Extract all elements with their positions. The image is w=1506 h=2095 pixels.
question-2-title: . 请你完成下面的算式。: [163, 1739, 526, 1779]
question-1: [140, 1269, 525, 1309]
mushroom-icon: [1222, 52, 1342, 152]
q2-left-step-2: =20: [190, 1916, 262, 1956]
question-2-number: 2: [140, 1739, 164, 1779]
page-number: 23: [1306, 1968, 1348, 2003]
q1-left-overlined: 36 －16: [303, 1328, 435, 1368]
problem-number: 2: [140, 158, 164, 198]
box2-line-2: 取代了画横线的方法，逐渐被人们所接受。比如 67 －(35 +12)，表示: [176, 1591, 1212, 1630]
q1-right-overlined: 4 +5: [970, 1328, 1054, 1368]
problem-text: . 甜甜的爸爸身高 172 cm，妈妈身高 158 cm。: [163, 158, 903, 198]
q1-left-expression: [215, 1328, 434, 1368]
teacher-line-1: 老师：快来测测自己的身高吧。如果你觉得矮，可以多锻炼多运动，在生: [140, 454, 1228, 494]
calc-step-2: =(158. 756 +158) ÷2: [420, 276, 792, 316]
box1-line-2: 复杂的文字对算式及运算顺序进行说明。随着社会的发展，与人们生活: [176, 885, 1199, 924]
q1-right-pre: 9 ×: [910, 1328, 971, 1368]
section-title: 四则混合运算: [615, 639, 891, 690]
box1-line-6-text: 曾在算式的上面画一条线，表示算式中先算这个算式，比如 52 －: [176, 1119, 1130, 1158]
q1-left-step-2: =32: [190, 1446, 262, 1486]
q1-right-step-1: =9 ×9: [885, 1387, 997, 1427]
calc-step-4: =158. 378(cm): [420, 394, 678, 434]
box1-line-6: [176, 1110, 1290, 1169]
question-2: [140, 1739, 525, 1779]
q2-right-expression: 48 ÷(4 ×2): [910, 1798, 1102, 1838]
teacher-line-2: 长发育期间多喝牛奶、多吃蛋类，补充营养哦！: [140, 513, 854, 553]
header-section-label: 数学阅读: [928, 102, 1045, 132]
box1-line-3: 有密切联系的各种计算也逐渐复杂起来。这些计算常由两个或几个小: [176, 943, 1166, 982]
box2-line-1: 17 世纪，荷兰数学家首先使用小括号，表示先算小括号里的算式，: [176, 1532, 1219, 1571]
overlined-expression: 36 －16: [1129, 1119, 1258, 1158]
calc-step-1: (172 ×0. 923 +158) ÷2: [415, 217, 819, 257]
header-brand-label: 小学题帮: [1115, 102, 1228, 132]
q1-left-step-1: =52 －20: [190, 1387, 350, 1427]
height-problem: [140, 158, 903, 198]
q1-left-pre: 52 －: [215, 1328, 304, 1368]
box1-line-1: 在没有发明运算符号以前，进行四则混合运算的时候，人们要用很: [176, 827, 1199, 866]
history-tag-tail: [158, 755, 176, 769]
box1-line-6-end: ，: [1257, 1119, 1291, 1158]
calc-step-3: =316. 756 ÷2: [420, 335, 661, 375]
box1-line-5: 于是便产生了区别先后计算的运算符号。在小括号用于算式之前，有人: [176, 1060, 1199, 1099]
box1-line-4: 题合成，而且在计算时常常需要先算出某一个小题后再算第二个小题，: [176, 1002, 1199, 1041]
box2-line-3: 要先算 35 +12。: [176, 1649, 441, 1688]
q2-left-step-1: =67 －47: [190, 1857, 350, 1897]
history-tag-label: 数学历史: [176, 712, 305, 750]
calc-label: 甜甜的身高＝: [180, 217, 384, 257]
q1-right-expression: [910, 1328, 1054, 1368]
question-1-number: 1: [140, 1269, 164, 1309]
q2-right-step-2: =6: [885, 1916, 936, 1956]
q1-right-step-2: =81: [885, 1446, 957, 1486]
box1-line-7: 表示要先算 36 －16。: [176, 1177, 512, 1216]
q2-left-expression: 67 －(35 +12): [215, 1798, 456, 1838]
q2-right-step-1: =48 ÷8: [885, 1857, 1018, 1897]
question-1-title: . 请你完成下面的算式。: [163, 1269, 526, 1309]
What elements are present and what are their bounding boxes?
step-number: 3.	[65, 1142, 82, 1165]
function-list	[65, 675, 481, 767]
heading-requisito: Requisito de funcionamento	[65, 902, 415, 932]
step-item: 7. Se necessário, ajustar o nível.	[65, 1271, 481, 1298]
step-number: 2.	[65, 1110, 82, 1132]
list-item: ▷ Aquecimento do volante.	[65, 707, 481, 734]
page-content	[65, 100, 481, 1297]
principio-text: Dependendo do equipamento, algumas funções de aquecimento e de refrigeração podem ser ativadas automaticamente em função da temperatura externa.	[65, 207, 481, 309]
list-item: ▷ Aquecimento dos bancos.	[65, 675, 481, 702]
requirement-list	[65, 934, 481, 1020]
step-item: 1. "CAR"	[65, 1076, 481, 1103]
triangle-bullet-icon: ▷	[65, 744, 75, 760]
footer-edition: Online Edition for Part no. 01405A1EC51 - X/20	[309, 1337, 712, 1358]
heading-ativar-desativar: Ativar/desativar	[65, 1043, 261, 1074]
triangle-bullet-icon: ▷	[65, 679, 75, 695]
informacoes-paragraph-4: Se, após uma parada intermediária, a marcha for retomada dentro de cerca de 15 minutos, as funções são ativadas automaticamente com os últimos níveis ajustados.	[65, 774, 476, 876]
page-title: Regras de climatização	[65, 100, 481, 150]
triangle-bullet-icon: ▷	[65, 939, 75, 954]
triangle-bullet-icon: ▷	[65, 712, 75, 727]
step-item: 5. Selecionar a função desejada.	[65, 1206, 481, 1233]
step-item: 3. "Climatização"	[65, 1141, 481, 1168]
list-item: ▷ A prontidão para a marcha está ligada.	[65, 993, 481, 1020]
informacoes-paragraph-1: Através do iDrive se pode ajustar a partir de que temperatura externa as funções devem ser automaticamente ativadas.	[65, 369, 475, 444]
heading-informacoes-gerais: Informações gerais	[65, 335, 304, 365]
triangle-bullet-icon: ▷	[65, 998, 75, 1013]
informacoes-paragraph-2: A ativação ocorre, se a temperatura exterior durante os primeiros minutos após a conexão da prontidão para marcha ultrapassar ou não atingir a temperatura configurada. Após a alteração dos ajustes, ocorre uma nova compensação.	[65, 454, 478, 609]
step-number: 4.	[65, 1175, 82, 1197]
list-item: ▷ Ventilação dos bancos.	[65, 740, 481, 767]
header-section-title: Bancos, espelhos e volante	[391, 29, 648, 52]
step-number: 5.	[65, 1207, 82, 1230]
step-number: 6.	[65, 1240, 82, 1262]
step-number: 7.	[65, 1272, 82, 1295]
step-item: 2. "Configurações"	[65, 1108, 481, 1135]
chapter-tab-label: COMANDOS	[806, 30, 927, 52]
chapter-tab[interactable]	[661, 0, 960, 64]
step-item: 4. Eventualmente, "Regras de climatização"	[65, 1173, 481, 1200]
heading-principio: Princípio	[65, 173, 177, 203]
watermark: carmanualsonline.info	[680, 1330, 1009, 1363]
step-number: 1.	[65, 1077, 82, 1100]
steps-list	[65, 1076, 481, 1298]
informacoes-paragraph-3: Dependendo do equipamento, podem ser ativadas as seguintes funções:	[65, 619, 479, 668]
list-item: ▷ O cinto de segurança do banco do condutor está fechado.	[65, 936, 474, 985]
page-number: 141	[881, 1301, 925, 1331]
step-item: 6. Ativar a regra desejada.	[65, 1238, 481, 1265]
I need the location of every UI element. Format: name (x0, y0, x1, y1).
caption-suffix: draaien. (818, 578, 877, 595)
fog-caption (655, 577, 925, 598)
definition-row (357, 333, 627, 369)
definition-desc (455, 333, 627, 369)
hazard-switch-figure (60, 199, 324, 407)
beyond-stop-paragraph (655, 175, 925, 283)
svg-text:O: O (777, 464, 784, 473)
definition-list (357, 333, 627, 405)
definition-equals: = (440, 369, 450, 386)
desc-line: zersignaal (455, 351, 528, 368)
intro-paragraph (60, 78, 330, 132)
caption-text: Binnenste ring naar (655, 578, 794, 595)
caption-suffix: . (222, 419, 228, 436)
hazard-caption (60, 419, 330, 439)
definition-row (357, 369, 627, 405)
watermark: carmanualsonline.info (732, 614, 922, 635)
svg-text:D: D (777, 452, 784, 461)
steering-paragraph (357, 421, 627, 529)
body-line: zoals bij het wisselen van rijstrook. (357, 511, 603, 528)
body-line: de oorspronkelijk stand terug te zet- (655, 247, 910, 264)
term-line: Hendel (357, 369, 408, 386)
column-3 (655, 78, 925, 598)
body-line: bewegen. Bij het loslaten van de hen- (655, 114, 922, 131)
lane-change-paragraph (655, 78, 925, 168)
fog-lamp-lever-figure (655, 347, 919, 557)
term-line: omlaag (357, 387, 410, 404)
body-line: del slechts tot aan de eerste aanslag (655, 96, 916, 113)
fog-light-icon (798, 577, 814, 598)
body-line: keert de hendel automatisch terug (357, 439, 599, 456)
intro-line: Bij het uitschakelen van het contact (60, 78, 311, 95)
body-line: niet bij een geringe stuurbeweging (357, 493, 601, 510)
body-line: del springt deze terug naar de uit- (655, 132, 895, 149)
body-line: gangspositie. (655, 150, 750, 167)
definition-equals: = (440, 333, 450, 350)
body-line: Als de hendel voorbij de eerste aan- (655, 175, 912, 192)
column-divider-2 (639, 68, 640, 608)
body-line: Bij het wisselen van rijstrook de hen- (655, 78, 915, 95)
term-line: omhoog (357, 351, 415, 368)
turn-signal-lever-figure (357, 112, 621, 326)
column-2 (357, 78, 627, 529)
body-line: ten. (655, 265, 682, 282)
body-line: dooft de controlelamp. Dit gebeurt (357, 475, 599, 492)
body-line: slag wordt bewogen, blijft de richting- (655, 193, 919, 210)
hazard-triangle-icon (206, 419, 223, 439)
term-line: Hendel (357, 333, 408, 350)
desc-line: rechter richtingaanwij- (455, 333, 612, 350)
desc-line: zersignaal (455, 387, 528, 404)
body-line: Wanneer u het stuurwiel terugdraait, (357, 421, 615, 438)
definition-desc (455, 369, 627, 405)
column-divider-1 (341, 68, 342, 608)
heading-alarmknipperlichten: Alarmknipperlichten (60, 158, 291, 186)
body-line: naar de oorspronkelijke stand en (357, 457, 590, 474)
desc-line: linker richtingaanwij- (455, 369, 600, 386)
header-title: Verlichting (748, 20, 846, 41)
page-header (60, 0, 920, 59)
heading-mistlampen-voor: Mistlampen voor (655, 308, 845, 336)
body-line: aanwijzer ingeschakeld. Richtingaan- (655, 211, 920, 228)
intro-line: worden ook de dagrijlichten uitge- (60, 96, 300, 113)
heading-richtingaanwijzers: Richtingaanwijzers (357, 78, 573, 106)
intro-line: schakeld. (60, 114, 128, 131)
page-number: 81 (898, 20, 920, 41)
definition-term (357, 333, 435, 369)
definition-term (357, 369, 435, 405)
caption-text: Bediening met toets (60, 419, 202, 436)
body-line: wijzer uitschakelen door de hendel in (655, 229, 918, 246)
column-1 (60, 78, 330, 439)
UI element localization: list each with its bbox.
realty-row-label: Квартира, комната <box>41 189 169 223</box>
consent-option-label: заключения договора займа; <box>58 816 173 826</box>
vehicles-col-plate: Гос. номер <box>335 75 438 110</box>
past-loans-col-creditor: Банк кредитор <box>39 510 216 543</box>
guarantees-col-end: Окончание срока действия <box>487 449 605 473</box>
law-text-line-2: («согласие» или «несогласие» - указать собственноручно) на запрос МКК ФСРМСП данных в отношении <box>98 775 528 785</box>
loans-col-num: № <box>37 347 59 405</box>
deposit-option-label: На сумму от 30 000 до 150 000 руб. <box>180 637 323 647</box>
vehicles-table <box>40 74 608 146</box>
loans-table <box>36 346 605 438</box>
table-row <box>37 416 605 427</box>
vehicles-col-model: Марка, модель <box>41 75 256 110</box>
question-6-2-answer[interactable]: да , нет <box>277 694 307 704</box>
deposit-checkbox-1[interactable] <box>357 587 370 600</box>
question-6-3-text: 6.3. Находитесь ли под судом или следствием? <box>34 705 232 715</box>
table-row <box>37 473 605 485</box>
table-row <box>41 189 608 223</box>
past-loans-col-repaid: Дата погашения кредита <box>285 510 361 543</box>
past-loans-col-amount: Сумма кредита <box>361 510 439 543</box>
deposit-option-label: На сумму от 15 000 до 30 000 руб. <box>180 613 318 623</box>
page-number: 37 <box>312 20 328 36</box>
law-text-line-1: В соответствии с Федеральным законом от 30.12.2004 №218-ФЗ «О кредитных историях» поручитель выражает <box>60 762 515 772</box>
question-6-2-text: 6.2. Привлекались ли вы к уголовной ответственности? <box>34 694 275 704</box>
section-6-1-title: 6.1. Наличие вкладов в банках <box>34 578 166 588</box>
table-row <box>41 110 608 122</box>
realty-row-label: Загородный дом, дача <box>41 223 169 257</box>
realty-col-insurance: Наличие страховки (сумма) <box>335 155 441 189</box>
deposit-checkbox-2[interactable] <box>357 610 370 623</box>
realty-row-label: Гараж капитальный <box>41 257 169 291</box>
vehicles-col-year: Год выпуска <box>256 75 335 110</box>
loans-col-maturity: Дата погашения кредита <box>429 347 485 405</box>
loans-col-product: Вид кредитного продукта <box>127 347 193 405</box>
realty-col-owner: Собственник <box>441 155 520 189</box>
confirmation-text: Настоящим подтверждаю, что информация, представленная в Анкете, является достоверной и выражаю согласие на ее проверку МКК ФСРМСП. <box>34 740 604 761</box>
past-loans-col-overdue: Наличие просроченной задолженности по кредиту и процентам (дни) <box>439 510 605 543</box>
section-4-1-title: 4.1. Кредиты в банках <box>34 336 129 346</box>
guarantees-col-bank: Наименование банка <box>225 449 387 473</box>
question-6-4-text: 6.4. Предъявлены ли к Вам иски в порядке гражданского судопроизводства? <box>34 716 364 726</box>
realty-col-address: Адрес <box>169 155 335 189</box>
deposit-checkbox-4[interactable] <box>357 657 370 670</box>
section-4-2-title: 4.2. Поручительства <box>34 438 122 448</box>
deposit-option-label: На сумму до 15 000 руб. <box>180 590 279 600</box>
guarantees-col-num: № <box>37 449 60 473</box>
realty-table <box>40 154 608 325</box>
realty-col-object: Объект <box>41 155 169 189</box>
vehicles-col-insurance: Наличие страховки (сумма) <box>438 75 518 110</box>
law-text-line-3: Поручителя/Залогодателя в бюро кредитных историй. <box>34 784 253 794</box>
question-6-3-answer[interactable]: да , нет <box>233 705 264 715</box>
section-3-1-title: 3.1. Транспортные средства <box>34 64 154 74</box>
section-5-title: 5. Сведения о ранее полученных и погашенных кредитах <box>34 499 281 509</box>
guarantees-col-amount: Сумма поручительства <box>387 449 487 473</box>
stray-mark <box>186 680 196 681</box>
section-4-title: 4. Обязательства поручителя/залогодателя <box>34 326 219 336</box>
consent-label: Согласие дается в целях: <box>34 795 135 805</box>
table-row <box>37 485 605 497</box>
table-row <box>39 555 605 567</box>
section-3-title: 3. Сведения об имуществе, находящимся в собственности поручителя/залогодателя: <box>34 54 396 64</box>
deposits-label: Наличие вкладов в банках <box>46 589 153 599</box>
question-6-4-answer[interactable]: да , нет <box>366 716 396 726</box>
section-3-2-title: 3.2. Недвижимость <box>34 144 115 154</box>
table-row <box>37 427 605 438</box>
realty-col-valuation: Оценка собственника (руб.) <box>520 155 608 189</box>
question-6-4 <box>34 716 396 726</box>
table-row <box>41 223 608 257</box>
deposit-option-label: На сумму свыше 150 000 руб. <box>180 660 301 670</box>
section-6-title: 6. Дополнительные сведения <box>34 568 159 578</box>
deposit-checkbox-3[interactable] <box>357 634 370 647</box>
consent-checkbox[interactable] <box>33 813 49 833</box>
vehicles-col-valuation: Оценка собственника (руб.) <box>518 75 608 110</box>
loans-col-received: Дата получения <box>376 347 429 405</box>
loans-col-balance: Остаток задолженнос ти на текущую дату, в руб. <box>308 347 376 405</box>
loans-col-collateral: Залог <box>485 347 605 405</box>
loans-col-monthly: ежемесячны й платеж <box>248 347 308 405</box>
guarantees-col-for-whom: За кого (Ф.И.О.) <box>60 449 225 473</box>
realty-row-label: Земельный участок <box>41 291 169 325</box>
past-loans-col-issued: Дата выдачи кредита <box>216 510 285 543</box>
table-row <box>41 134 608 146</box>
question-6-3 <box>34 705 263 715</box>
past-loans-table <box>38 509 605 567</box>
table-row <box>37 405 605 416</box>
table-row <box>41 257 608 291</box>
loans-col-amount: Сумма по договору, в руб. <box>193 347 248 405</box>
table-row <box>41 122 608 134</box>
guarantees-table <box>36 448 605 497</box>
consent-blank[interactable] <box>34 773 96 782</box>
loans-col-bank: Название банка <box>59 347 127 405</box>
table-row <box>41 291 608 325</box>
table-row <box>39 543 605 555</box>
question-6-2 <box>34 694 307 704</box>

******

What is asked :: Rewrite the rows starting at the first row and ending at the row that contains "page-number: 23: [1306, 1968, 1348, 2003]", replacing "mushroom-icon" with "mushroom-logo" and leaving everything else unchanged.

Correct response ::
Extract all elements with their positions. The image is w=1506 h=2095 pixels.
question-2-title: . 请你完成下面的算式。: [163, 1739, 526, 1779]
question-1: [140, 1269, 525, 1309]
mushroom-logo: [1222, 52, 1342, 152]
q2-left-step-2: =20: [190, 1916, 262, 1956]
question-2-number: 2: [140, 1739, 164, 1779]
page-number: 23: [1306, 1968, 1348, 2003]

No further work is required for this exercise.